# DATA FOR PROCESSING
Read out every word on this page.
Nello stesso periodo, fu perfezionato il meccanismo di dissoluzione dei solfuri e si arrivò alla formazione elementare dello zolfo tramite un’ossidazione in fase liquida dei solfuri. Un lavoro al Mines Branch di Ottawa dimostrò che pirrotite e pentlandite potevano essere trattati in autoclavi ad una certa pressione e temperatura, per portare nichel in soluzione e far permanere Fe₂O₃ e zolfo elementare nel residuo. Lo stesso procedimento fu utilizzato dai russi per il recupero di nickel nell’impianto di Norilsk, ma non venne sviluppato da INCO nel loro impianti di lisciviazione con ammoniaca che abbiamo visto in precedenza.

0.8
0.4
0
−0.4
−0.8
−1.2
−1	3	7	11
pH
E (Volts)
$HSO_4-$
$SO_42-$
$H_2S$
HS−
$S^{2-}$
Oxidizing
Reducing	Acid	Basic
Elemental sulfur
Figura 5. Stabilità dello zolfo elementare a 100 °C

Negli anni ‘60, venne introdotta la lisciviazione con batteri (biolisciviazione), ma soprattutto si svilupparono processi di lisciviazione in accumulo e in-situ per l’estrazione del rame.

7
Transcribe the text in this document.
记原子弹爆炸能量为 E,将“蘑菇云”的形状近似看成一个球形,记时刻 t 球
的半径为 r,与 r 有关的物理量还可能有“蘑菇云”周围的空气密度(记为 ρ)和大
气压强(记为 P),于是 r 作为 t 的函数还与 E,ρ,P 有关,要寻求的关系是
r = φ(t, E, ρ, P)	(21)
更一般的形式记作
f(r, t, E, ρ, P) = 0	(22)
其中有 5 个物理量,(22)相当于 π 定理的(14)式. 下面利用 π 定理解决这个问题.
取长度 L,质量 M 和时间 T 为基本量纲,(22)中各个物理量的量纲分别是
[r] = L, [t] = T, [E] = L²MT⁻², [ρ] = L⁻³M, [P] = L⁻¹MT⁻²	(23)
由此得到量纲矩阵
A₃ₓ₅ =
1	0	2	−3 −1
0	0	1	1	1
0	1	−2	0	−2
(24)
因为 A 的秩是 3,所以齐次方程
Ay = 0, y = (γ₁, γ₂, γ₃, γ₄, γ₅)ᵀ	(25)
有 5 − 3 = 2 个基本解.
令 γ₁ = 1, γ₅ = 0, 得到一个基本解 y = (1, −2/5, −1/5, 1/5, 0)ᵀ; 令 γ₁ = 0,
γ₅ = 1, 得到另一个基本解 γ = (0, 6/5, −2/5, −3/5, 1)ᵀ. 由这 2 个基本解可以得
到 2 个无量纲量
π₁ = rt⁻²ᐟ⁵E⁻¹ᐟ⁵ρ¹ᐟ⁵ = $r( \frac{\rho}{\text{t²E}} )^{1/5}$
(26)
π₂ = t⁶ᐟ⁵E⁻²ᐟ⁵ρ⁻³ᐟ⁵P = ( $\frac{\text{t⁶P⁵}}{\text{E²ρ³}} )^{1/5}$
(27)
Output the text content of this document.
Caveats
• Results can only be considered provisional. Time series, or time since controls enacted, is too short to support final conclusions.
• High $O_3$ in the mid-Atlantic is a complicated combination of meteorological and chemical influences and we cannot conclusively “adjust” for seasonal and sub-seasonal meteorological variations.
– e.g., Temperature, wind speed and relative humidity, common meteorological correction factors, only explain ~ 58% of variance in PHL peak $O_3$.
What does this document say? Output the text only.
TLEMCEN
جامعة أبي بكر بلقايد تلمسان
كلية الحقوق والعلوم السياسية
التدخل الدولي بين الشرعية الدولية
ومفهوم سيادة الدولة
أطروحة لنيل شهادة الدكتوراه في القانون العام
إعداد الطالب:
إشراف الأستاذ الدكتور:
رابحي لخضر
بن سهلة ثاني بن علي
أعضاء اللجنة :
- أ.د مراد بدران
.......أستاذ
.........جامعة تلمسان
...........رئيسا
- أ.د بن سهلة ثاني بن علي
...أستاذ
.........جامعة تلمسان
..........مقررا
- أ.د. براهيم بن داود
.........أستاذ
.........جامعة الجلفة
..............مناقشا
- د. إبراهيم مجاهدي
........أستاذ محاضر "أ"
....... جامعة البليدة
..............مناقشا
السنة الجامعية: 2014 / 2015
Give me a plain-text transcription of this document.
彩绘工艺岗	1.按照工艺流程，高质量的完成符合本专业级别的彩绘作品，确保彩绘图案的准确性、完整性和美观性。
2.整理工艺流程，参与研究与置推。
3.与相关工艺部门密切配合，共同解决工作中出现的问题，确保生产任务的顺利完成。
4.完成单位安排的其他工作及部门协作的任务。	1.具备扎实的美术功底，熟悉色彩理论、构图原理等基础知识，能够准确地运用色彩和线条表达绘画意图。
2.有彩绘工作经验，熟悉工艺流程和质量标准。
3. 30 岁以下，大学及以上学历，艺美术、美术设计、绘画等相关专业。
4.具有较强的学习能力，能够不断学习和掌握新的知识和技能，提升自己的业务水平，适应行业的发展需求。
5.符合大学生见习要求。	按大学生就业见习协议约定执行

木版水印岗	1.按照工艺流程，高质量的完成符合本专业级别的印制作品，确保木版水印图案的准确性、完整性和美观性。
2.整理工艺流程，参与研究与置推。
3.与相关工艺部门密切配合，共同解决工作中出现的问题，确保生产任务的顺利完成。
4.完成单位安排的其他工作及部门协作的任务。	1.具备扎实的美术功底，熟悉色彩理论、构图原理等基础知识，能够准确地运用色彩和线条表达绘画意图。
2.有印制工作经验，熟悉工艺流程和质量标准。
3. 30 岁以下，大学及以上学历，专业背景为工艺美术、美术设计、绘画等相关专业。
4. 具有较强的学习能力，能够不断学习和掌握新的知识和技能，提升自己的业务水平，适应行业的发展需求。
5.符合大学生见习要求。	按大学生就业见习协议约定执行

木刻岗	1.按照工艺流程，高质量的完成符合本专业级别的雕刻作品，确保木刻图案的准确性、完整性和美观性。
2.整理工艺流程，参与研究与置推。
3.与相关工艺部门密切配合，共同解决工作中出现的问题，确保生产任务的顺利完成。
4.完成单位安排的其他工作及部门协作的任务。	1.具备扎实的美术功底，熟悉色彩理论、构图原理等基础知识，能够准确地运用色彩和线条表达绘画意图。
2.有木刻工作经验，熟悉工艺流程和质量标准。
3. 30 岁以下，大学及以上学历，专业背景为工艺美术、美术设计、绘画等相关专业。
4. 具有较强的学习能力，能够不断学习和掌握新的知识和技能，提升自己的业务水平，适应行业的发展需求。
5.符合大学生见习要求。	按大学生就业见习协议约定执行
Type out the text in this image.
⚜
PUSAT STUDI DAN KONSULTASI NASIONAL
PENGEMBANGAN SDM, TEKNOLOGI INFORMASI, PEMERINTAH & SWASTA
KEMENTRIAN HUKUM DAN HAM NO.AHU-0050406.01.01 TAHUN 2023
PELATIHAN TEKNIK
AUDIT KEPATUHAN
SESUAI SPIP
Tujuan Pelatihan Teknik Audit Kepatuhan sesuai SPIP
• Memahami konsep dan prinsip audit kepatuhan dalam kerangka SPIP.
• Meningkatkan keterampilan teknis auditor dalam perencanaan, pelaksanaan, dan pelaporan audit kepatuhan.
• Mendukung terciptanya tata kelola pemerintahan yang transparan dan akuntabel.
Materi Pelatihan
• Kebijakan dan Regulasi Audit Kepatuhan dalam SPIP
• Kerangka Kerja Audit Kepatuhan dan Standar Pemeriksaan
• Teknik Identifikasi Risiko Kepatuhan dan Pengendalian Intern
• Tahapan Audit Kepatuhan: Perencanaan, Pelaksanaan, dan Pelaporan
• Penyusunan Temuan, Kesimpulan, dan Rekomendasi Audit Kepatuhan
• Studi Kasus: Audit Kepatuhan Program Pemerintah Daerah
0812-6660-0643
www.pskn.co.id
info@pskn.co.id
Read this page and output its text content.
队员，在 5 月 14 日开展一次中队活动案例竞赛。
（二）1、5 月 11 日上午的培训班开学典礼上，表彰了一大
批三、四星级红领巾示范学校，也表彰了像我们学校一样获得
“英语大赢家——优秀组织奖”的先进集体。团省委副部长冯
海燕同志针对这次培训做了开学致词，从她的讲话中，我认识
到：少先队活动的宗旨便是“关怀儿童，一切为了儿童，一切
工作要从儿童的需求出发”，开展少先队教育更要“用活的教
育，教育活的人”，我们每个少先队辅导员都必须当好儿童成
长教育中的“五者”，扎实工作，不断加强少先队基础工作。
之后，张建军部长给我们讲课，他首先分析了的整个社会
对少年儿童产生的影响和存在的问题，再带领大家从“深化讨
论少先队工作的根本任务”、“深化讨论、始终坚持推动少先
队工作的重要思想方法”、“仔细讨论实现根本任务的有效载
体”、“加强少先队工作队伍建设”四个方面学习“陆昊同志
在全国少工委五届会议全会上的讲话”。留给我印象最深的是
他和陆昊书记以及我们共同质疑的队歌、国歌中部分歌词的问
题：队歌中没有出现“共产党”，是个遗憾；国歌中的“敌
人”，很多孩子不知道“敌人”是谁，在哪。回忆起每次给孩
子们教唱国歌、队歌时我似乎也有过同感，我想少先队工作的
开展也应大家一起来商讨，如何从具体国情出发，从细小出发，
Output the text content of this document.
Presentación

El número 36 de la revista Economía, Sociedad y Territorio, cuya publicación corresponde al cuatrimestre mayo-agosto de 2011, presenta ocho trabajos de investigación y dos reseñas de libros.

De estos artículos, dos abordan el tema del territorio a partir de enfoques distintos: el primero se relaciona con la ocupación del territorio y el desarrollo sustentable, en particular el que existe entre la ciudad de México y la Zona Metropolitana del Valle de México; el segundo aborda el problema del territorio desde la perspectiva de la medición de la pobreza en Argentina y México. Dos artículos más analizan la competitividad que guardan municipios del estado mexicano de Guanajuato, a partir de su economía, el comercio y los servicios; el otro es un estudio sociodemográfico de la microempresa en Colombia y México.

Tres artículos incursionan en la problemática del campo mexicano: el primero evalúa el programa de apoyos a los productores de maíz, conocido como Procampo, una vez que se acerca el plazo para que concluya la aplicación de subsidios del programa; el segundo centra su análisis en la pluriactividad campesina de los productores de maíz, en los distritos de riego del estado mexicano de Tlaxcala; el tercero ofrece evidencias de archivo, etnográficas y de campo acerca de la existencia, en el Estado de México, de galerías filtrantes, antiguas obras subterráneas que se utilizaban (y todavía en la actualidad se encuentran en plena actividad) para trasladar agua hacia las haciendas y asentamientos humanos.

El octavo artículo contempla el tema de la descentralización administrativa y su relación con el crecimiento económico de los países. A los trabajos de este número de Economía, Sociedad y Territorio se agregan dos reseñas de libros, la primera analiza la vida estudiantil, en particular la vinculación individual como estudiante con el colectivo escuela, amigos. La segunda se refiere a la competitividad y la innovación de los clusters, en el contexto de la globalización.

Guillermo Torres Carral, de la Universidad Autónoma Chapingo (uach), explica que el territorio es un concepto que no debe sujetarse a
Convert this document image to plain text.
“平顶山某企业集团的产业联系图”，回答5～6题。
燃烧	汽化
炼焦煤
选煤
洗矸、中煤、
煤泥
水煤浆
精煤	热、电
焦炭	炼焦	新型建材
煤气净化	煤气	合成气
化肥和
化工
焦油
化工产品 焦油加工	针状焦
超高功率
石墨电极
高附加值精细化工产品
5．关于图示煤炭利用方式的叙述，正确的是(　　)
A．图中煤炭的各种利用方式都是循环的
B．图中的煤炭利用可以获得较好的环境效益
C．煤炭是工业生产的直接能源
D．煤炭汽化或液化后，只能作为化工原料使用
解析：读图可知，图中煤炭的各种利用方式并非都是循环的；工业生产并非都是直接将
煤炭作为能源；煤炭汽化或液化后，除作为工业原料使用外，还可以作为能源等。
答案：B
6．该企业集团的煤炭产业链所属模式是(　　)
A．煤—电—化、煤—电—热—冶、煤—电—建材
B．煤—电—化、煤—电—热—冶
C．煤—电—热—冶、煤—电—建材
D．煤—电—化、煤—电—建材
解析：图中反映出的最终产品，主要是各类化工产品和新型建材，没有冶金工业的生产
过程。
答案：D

# WRITTEN PROBLEM
Search the entries for the word "venne" and copy every line that has it.

# EXERCISE RESPONSE
Nello stesso periodo, fu perfezionato il meccanismo di dissoluzione dei solfuri e si arrivò alla formazione elementare dello zolfo tramite un’ossidazione in fase liquida dei solfuri. Un lavoro al Mines Branch di Ottawa dimostrò che pirrotite e pentlandite potevano essere trattati in autoclavi ad una certa pressione e temperatura, per portare nichel in soluzione e far permanere Fe₂O₃ e zolfo elementare nel residuo. Lo stesso procedimento fu utilizzato dai russi per il recupero di nickel nell’impianto di Norilsk, ma non venne sviluppato da INCO nel loro impianti di lisciviazione con ammoniaca che abbiamo visto in precedenza.
Negli anni ‘60, venne introdotta la lisciviazione con batteri (biolisciviazione), ma soprattutto si svilupparono processi di lisciviazione in accumulo e in-situ per l’estrazione del rame.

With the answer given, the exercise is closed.